— start DATA SUPPLIED —

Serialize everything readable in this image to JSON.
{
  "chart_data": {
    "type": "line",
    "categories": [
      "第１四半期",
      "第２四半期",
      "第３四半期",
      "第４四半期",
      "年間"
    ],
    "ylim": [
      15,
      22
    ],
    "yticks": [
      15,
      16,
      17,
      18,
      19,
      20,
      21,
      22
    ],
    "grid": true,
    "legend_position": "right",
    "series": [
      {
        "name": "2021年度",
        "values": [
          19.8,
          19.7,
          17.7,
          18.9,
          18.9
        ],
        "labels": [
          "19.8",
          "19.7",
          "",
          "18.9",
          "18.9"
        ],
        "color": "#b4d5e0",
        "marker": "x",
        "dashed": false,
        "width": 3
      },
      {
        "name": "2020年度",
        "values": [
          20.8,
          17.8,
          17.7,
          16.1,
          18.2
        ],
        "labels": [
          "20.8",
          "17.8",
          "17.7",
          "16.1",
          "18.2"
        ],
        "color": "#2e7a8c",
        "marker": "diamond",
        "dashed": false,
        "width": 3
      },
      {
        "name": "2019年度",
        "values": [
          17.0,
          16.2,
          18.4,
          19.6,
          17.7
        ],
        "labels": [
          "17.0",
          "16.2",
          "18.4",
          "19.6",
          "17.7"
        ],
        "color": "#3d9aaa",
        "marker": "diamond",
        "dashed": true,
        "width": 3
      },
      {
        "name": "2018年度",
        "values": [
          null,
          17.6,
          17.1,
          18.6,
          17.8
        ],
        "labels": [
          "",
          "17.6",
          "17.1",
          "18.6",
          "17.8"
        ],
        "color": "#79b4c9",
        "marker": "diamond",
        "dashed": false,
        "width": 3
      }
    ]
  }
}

— end DATA SUPPLIED —

#### REQUEST:
Quote every entry exactly.

#### OUTPUT OF THE TASK:
Serialize everything readable in this image to JSON.
{
  "chart_data": {
    "type": "line",
    "categories": [
      "第１四半期",
      "第２四半期",
      "第３四半期",
      "第４四半期",
      "年間"
    ],
    "ylim": [
      15,
      22
    ],
    "yticks": [
      15,
      16,
      17,
      18,
      19,
      20,
      21,
      22
    ],
    "grid": true,
    "legend_position": "right",
    "series": [
      {
        "name": "2021年度",
        "values": [
          19.8,
          19.7,
          17.7,
          18.9,
          18.9
        ],
        "labels": [
          "19.8",
          "19.7",
          "",
          "18.9",
          "18.9"
        ],
        "color": "#b4d5e0",
        "marker": "x",
        "dashed": false,
        "width": 3
      },
      {
        "name": "2020年度",
        "values": [
          20.8,
          17.8,
          17.7,
          16.1,
          18.2
        ],
        "labels": [
          "20.8",
          "17.8",
          "17.7",
          "16.1",
          "18.2"
        ],
        "color": "#2e7a8c",
        "marker": "diamond",
        "dashed": false,
        "width": 3
      },
      {
        "name": "2019年度",
        "values": [
          17.0,
          16.2,
          18.4,
          19.6,
          17.7
        ],
        "labels": [
          "17.0",
          "16.2",
          "18.4",
          "19.6",
          "17.7"
        ],
        "color": "#3d9aaa",
        "marker": "diamond",
        "dashed": true,
        "width": 3
      },
      {
        "name": "2018年度",
        "values": [
          null,
          17.6,
          17.1,
          18.6,
          17.8
        ],
        "labels": [
          "",
          "17.6",
          "17.1",
          "18.6",
          "17.8"
        ],
        "color": "#79b4c9",
        "marker": "diamond",
        "dashed": false,
        "width": 3
      }
    ]
  }
}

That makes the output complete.